## WHAT YOU NEED TO DO
Search the listing below for the word "times" and copy each line that holds it.

## SUPPLIED DATA

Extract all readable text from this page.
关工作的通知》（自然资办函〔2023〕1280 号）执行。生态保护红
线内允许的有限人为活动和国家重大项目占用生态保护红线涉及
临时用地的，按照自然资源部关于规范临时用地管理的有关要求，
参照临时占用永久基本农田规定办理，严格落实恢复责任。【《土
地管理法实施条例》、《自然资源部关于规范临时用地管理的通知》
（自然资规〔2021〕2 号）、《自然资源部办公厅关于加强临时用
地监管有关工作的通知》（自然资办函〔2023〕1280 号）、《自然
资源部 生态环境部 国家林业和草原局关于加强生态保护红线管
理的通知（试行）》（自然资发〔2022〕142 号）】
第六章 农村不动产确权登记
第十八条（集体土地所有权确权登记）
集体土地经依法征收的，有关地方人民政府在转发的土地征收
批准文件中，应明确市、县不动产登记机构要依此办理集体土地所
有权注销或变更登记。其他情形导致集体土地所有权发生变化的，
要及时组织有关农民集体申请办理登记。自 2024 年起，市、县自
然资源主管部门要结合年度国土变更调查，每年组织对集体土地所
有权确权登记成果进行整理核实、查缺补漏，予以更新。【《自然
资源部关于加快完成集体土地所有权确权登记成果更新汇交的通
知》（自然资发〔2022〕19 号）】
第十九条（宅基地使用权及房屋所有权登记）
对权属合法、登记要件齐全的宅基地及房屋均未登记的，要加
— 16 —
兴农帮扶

---

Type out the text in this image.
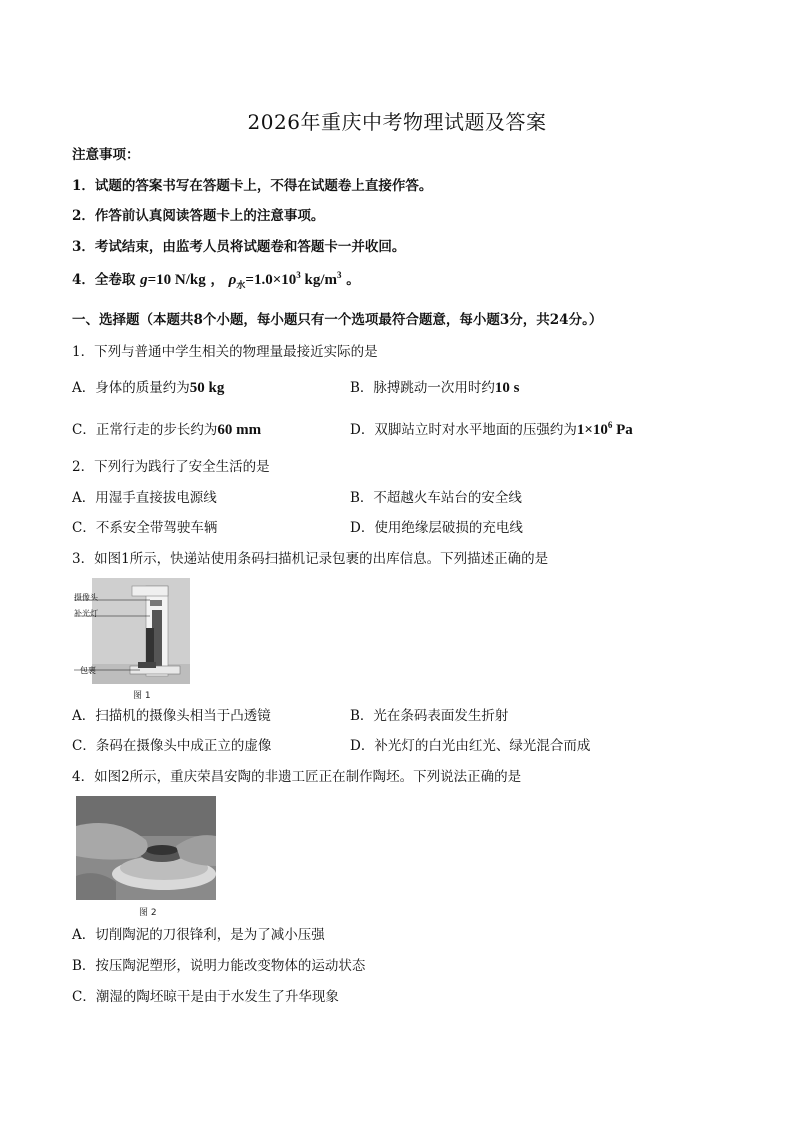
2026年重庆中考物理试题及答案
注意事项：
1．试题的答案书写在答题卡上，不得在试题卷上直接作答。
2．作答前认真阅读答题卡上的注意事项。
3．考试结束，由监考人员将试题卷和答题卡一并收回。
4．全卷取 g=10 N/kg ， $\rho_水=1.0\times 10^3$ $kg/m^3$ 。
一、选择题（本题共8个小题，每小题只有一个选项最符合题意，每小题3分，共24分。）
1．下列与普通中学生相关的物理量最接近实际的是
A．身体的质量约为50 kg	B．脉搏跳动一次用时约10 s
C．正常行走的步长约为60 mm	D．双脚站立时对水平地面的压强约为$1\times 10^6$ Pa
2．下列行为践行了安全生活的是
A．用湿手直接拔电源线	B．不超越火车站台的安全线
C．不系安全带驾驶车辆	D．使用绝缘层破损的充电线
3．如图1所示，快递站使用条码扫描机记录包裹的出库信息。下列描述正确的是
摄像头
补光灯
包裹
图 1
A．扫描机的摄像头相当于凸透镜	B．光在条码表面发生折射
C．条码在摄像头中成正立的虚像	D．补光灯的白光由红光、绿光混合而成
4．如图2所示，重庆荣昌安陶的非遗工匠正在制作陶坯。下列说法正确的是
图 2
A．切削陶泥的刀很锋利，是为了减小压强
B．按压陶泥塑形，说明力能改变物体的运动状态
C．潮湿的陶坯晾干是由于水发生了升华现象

---

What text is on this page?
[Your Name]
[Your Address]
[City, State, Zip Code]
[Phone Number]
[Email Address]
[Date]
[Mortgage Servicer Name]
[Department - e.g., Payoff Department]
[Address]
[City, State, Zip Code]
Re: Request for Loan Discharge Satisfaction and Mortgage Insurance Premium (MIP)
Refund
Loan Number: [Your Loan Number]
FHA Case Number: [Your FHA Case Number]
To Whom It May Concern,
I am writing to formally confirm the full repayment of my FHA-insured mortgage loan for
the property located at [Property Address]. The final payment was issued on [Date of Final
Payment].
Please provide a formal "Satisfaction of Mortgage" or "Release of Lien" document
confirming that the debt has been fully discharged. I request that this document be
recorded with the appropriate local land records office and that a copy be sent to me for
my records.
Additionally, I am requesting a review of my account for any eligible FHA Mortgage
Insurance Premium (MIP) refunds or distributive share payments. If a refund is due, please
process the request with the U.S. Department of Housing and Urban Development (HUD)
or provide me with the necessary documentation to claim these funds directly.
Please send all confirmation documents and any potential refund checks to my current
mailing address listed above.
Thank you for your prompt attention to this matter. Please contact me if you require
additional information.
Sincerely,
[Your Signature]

## SOLUTION FOR THIS EXERCISE
4．全卷取 g=10 N/kg ， $\rho_水=1.0\times 10^3$ $kg/m^3$ 。
C．正常行走的步长约为60 mm	D．双脚站立时对水平地面的压强约为$1\times 10^6$ Pa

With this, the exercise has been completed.